**What is expected:** Pictures in the data below are not part of the copy; transcribe everything else exactly.
________________________
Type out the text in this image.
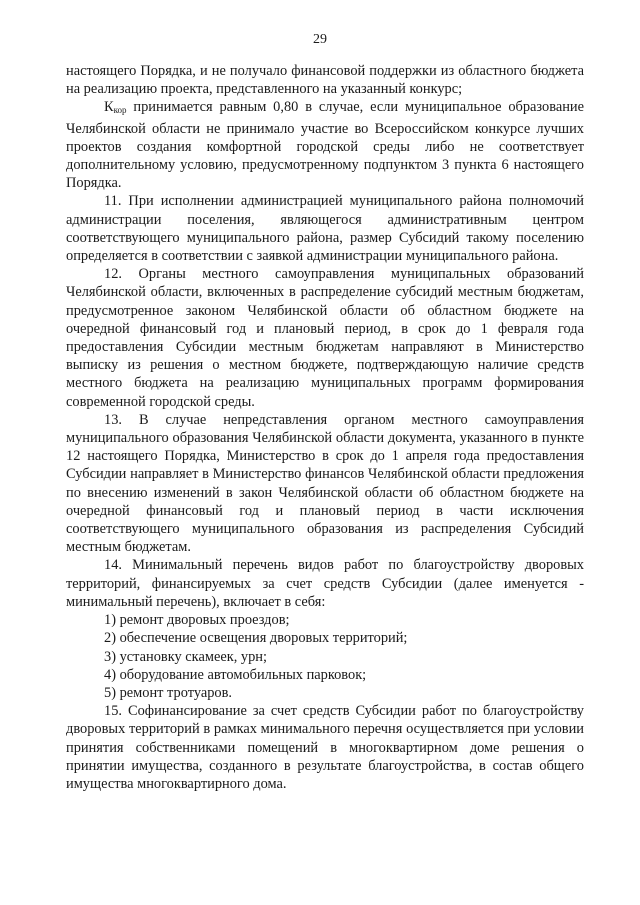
29

настоящего Порядка, и не получало финансовой поддержки из областного бюджета на реализацию проекта, представленного на указанный конкурс;

$К_{кор}$ принимается равным 0,80 в случае, если муниципальное образование Челябинской области не принимало участие во Всероссийском конкурсе лучших проектов создания комфортной городской среды либо не соответствует дополнительному условию, предусмотренному подпунктом 3 пункта 6 настоящего Порядка.

11. При исполнении администрацией муниципального района полномочий администрации поселения, являющегося административным центром соответствующего муниципального района, размер Субсидий такому поселению определяется в соответствии с заявкой администрации муниципального района.

12. Органы местного самоуправления муниципальных образований Челябинской области, включенных в распределение субсидий местным бюджетам, предусмотренное законом Челябинской области об областном бюджете на очередной финансовый год и плановый период, в срок до 1 февраля года предоставления Субсидии местным бюджетам направляют в Министерство выписку из решения о местном бюджете, подтверждающую наличие средств местного бюджета на реализацию муниципальных программ формирования современной городской среды.

13. В случае непредставления органом местного самоуправления муниципального образования Челябинской области документа, указанного в пункте 12 настоящего Порядка, Министерство в срок до 1 апреля года предоставления Субсидии направляет в Министерство финансов Челябинской области предложения по внесению изменений в закон Челябинской области об областном бюджете на очередной финансовый год и плановый период в части исключения соответствующего муниципального образования из распределения Субсидий местным бюджетам.

14. Минимальный перечень видов работ по благоустройству дворовых территорий, финансируемых за счет средств Субсидии (далее именуется - минимальный перечень), включает в себя:

1) ремонт дворовых проездов;

2) обеспечение освещения дворовых территорий;

3) установку скамеек, урн;

4) оборудование автомобильных парковок;

5) ремонт тротуаров.

15. Софинансирование за счет средств Субсидии работ по благоустройству дворовых территорий в рамках минимального перечня осуществляется при условии принятия собственниками помещений в многоквартирном доме решения о принятии имущества, созданного в результате благоустройства, в состав общего имущества многоквартирного дома.
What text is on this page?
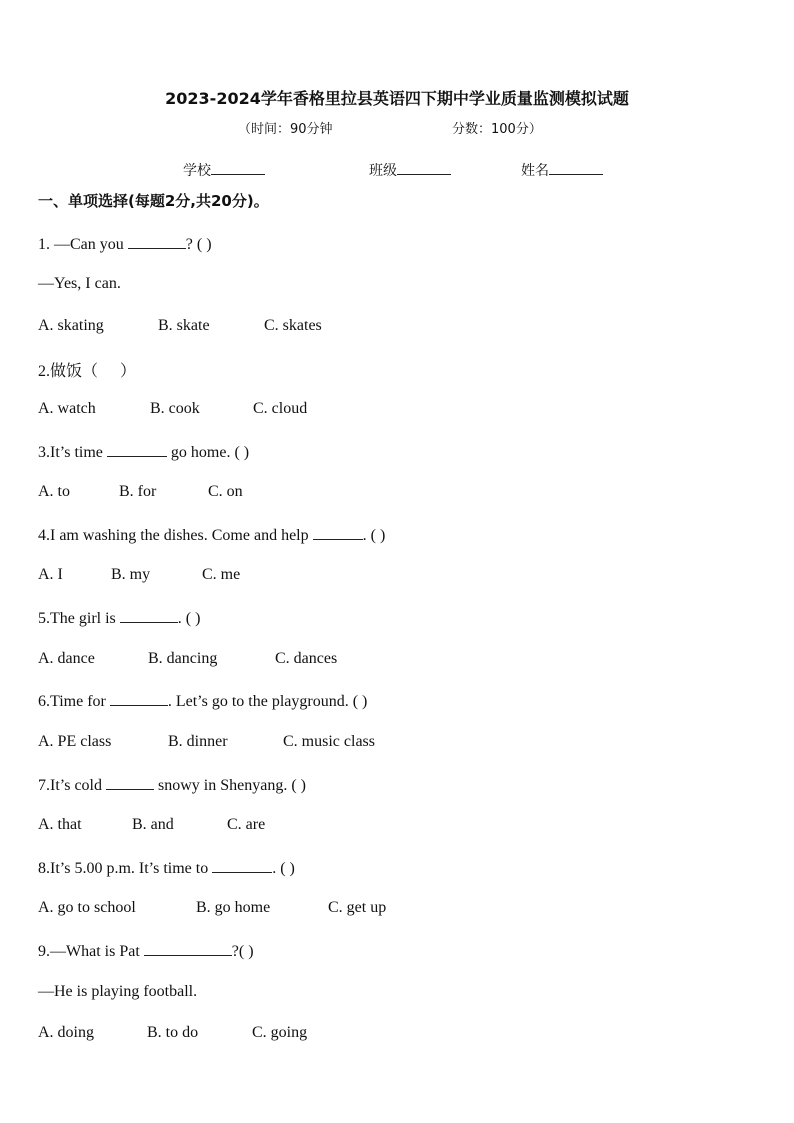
2023-2024学年香格里拉县英语四下期中学业质量监测模拟试题
（时间：90分钟	分数：100分）
学校	班级	姓名
一、单项选择(每题2分,共20分)。
1. —Can you	? ( )
—Yes, I can.
A. skating	B. skate	C. skates
2.做饭（ ）
A. watch	B. cook	C. cloud
3.It’s time	go home. ( )
A. to	B. for	C. on
4.I am washing the dishes. Come and help	. ( )
A. I	B. my	C. me
5.The girl is	. ( )
A. dance	B. dancing	C. dances
6.Time for	. Let’s go to the playground. ( )
A. PE class	B. dinner	C. music class
7.It’s cold	snowy in Shenyang. ( )
A. that	B. and	C. are
8.It’s 5.00 p.m. It’s time to	. ( )
A. go to school	B. go home	C. get up
9.—What is Pat	?( )
—He is playing football.
A. doing	B. to do	C. going
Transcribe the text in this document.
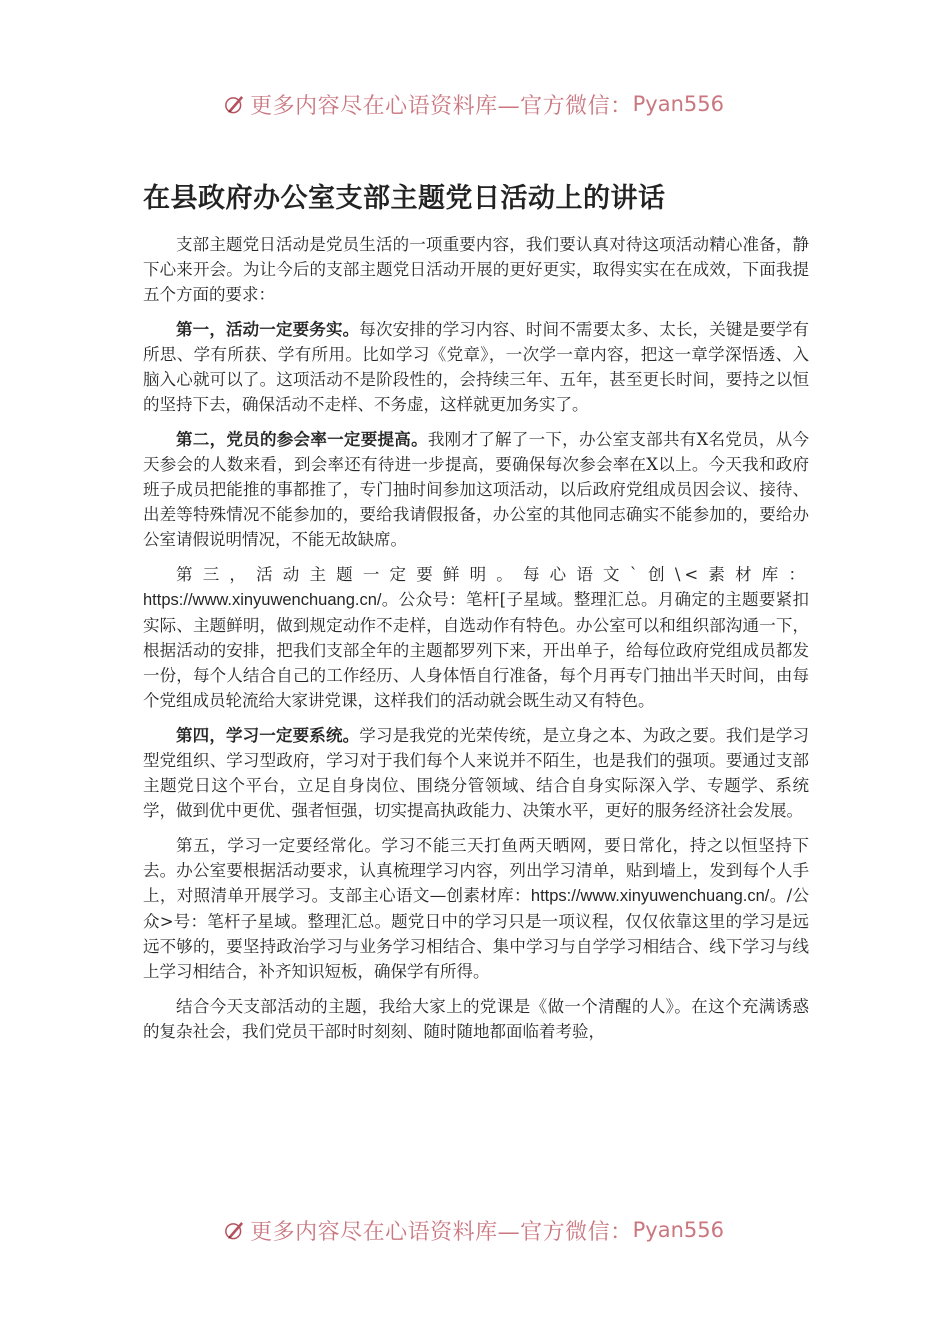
更多内容尽在心语资料库—官方微信： Pyan556
在县政府办公室支部主题党日活动上的讲话

支部主题党日活动是党员生活的一项重要内容，我们要认真对待这项活动精心准备，静下心来开会。为让今后的支部主题党日活动开展的更好更实，取得实实在在成效，下面我提五个方面的要求：

第一，活动一定要务实。每次安排的学习内容、时间不需要太多、太长，关键是要学有所思、学有所获、学有所用。比如学习《党章》，一次学一章内容，把这一章学深悟透、入脑入心就可以了。这项活动不是阶段性的，会持续三年、五年，甚至更长时间，要持之以恒的坚持下去，确保活动不走样、不务虚，这样就更加务实了。

第二，党员的参会率一定要提高。我刚才了解了一下，办公室支部共有X名党员，从今天参会的人数来看，到会率还有待进一步提高，要确保每次参会率在X以上。今天我和政府班子成员把能推的事都推了，专门抽时间参加这项活动，以后政府党组成员因会议、接待、出差等特殊情况不能参加的，要给我请假报备，办公室的其他同志确实不能参加的，要给办公室请假说明情况，不能无故缺席。

第三，活动主题一定要鲜明。每心语文`创\<素材库：https://www.xinyuwenchuang.cn/。公众号：笔杆[子星域。整理汇总。月确定的主题要紧扣实际、主题鲜明，做到规定动作不走样，自选动作有特色。办公室可以和组织部沟通一下，根据活动的安排，把我们支部全年的主题都罗列下来，开出单子，给每位政府党组成员都发一份，每个人结合自己的工作经历、人身体悟自行准备，每个月再专门抽出半天时间，由每个党组成员轮流给大家讲党课，这样我们的活动就会既生动又有特色。

第四，学习一定要系统。学习是我党的光荣传统，是立身之本、为政之要。我们是学习型党组织、学习型政府，学习对于我们每个人来说并不陌生，也是我们的强项。要通过支部主题党日这个平台，立足自身岗位、围绕分管领域、结合自身实际深入学、专题学、系统学，做到优中更优、强者恒强，切实提高执政能力、决策水平，更好的服务经济社会发展。

第五，学习一定要经常化。学习不能三天打鱼两天晒网，要日常化，持之以恒坚持下去。办公室要根据活动要求，认真梳理学习内容，列出学习清单，贴到墙上，发到每个人手上，对照清单开展学习。支部主心语文—创素材库：https://www.xinyuwenchuang.cn/。/公众>号：笔杆子星域。整理汇总。题党日中的学习只是一项议程，仅仅依靠这里的学习是远远不够的，要坚持政治学习与业务学习相结合、集中学习与自学学习相结合、线下学习与线上学习相结合，补齐知识短板，确保学有所得。

结合今天支部活动的主题，我给大家上的党课是《做一个清醒的人》。在这个充满诱惑的复杂社会，我们党员干部时时刻刻、随时随地都面临着考验，

更多内容尽在心语资料库—官方微信： Pyan556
________________________
**Answer to the task:**
Type out the text in this image.
29

настоящего Порядка, и не получало финансовой поддержки из областного бюджета на реализацию проекта, представленного на указанный конкурс;

$К_{кор}$ принимается равным 0,80 в случае, если муниципальное образование Челябинской области не принимало участие во Всероссийском конкурсе лучших проектов создания комфортной городской среды либо не соответствует дополнительному условию, предусмотренному подпунктом 3 пункта 6 настоящего Порядка.

11. При исполнении администрацией муниципального района полномочий администрации поселения, являющегося административным центром соответствующего муниципального района, размер Субсидий такому поселению определяется в соответствии с заявкой администрации муниципального района.

12. Органы местного самоуправления муниципальных образований Челябинской области, включенных в распределение субсидий местным бюджетам, предусмотренное законом Челябинской области об областном бюджете на очередной финансовый год и плановый период, в срок до 1 февраля года предоставления Субсидии местным бюджетам направляют в Министерство выписку из решения о местном бюджете, подтверждающую наличие средств местного бюджета на реализацию муниципальных программ формирования современной городской среды.

13. В случае непредставления органом местного самоуправления муниципального образования Челябинской области документа, указанного в пункте 12 настоящего Порядка, Министерство в срок до 1 апреля года предоставления Субсидии направляет в Министерство финансов Челябинской области предложения по внесению изменений в закон Челябинской области об областном бюджете на очередной финансовый год и плановый период в части исключения соответствующего муниципального образования из распределения Субсидий местным бюджетам.

14. Минимальный перечень видов работ по благоустройству дворовых территорий, финансируемых за счет средств Субсидии (далее именуется - минимальный перечень), включает в себя:

1) ремонт дворовых проездов;

2) обеспечение освещения дворовых территорий;

3) установку скамеек, урн;

4) оборудование автомобильных парковок;

5) ремонт тротуаров.

15. Софинансирование за счет средств Субсидии работ по благоустройству дворовых территорий в рамках минимального перечня осуществляется при условии принятия собственниками помещений в многоквартирном доме решения о принятии имущества, созданного в результате благоустройства, в состав общего имущества многоквартирного дома.
What text is on this page?
2023-2024学年香格里拉县英语四下期中学业质量监测模拟试题
（时间：90分钟	分数：100分）
学校	班级	姓名
一、单项选择(每题2分,共20分)。
1. —Can you	? ( )
—Yes, I can.
A. skating	B. skate	C. skates
2.做饭（ ）
A. watch	B. cook	C. cloud
3.It’s time	go home. ( )
A. to	B. for	C. on
4.I am washing the dishes. Come and help	. ( )
A. I	B. my	C. me
5.The girl is	. ( )
A. dance	B. dancing	C. dances
6.Time for	. Let’s go to the playground. ( )
A. PE class	B. dinner	C. music class
7.It’s cold	snowy in Shenyang. ( )
A. that	B. and	C. are
8.It’s 5.00 p.m. It’s time to	. ( )
A. go to school	B. go home	C. get up
9.—What is Pat	?( )
—He is playing football.
A. doing	B. to do	C. going
Transcribe the text in this document.
更多内容尽在心语资料库—官方微信： Pyan556
在县政府办公室支部主题党日活动上的讲话

支部主题党日活动是党员生活的一项重要内容，我们要认真对待这项活动精心准备，静下心来开会。为让今后的支部主题党日活动开展的更好更实，取得实实在在成效，下面我提五个方面的要求：

第一，活动一定要务实。每次安排的学习内容、时间不需要太多、太长，关键是要学有所思、学有所获、学有所用。比如学习《党章》，一次学一章内容，把这一章学深悟透、入脑入心就可以了。这项活动不是阶段性的，会持续三年、五年，甚至更长时间，要持之以恒的坚持下去，确保活动不走样、不务虚，这样就更加务实了。

第二，党员的参会率一定要提高。我刚才了解了一下，办公室支部共有X名党员，从今天参会的人数来看，到会率还有待进一步提高，要确保每次参会率在X以上。今天我和政府班子成员把能推的事都推了，专门抽时间参加这项活动，以后政府党组成员因会议、接待、出差等特殊情况不能参加的，要给我请假报备，办公室的其他同志确实不能参加的，要给办公室请假说明情况，不能无故缺席。

第三，活动主题一定要鲜明。每心语文`创\<素材库：https://www.xinyuwenchuang.cn/。公众号：笔杆[子星域。整理汇总。月确定的主题要紧扣实际、主题鲜明，做到规定动作不走样，自选动作有特色。办公室可以和组织部沟通一下，根据活动的安排，把我们支部全年的主题都罗列下来，开出单子，给每位政府党组成员都发一份，每个人结合自己的工作经历、人身体悟自行准备，每个月再专门抽出半天时间，由每个党组成员轮流给大家讲党课，这样我们的活动就会既生动又有特色。

第四，学习一定要系统。学习是我党的光荣传统，是立身之本、为政之要。我们是学习型党组织、学习型政府，学习对于我们每个人来说并不陌生，也是我们的强项。要通过支部主题党日这个平台，立足自身岗位、围绕分管领域、结合自身实际深入学、专题学、系统学，做到优中更优、强者恒强，切实提高执政能力、决策水平，更好的服务经济社会发展。

第五，学习一定要经常化。学习不能三天打鱼两天晒网，要日常化，持之以恒坚持下去。办公室要根据活动要求，认真梳理学习内容，列出学习清单，贴到墙上，发到每个人手上，对照清单开展学习。支部主心语文—创素材库：https://www.xinyuwenchuang.cn/。/公众>号：笔杆子星域。整理汇总。题党日中的学习只是一项议程，仅仅依靠这里的学习是远远不够的，要坚持政治学习与业务学习相结合、集中学习与自学学习相结合、线下学习与线上学习相结合，补齐知识短板，确保学有所得。

结合今天支部活动的主题，我给大家上的党课是《做一个清醒的人》。在这个充满诱惑的复杂社会，我们党员干部时时刻刻、随时随地都面临着考验，

更多内容尽在心语资料库—官方微信： Pyan556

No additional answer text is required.